(Stored records)

>> Begin

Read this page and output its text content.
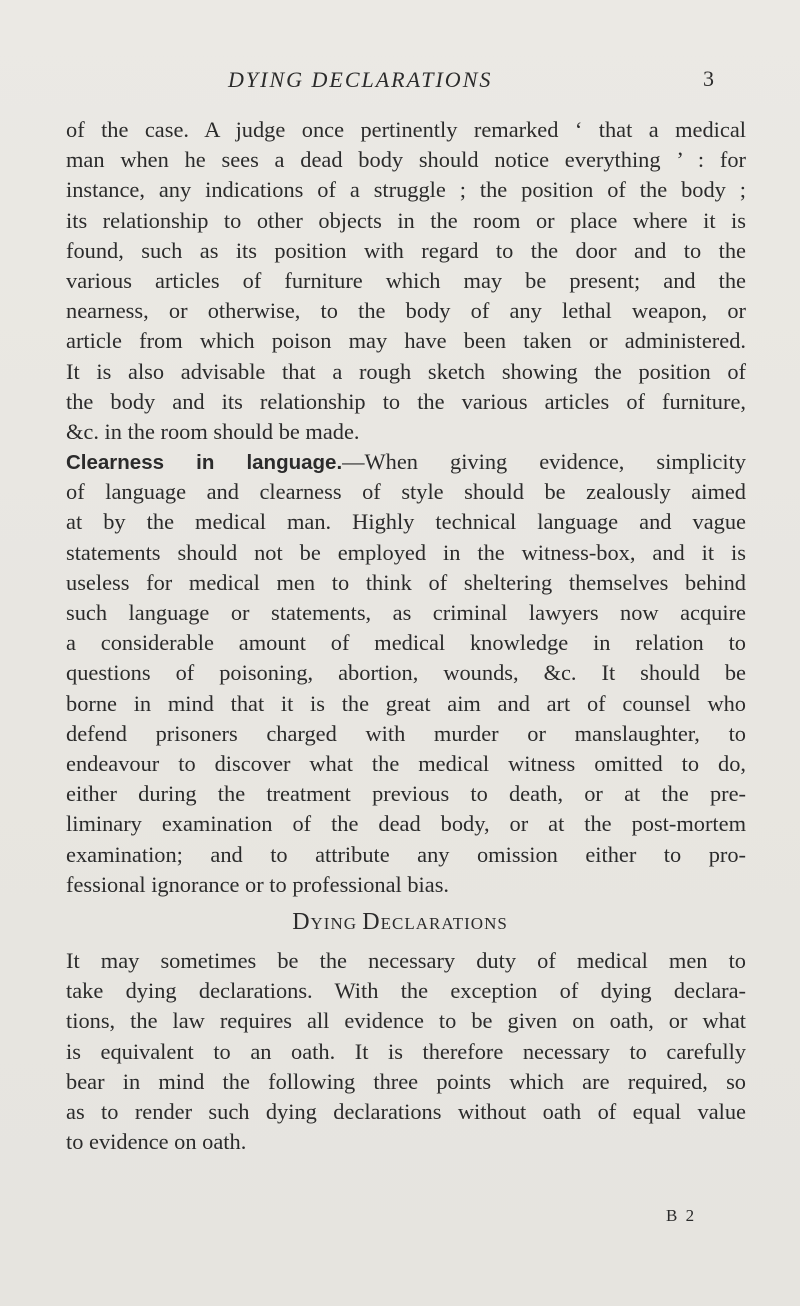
DYING DECLARATIONS	3
of the case. A judge once pertinently remarked ‘ that a medical
man when he sees a dead body should notice everything ’ : for
instance, any indications of a struggle ; the position of the body ;
its relationship to other objects in the room or place where it is
found, such as its position with regard to the door and to the
various articles of furniture which may be present; and the
nearness, or otherwise, to the body of any lethal weapon, or
article from which poison may have been taken or administered.
It is also advisable that a rough sketch showing the position of
the body and its relationship to the various articles of furniture,
&c. in the room should be made.
Clearness in language.—When giving evidence, simplicity
of language and clearness of style should be zealously aimed
at by the medical man. Highly technical language and vague
statements should not be employed in the witness-box, and it is
useless for medical men to think of sheltering themselves behind
such language or statements, as criminal lawyers now acquire
a considerable amount of medical knowledge in relation to
questions of poisoning, abortion, wounds, &c. It should be
borne in mind that it is the great aim and art of counsel who
defend prisoners charged with murder or manslaughter, to
endeavour to discover what the medical witness omitted to do,
either during the treatment previous to death, or at the pre-
liminary examination of the dead body, or at the post-mortem
examination; and to attribute any omission either to pro-
fessional ignorance or to professional bias.
DYING DECLARATIONS
It may sometimes be the necessary duty of medical men to
take dying declarations. With the exception of dying declara-
tions, the law requires all evidence to be given on oath, or what
is equivalent to an oath. It is therefore necessary to carefully
bear in mind the following three points which are required, so
as to render such dying declarations without oath of equal value
to evidence on oath.
B 2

>> End

Retype the whole listing exactly and leave the pictures out.

• Task solution:
Read this page and output its text content.
DYING DECLARATIONS	3
of the case. A judge once pertinently remarked ‘ that a medical
man when he sees a dead body should notice everything ’ : for
instance, any indications of a struggle ; the position of the body ;
its relationship to other objects in the room or place where it is
found, such as its position with regard to the door and to the
various articles of furniture which may be present; and the
nearness, or otherwise, to the body of any lethal weapon, or
article from which poison may have been taken or administered.
It is also advisable that a rough sketch showing the position of
the body and its relationship to the various articles of furniture,
&c. in the room should be made.
Clearness in language.—When giving evidence, simplicity
of language and clearness of style should be zealously aimed
at by the medical man. Highly technical language and vague
statements should not be employed in the witness-box, and it is
useless for medical men to think of sheltering themselves behind
such language or statements, as criminal lawyers now acquire
a considerable amount of medical knowledge in relation to
questions of poisoning, abortion, wounds, &c. It should be
borne in mind that it is the great aim and art of counsel who
defend prisoners charged with murder or manslaughter, to
endeavour to discover what the medical witness omitted to do,
either during the treatment previous to death, or at the pre-
liminary examination of the dead body, or at the post-mortem
examination; and to attribute any omission either to pro-
fessional ignorance or to professional bias.
DYING DECLARATIONS
It may sometimes be the necessary duty of medical men to
take dying declarations. With the exception of dying declara-
tions, the law requires all evidence to be given on oath, or what
is equivalent to an oath. It is therefore necessary to carefully
bear in mind the following three points which are required, so
as to render such dying declarations without oath of equal value
to evidence on oath.
B 2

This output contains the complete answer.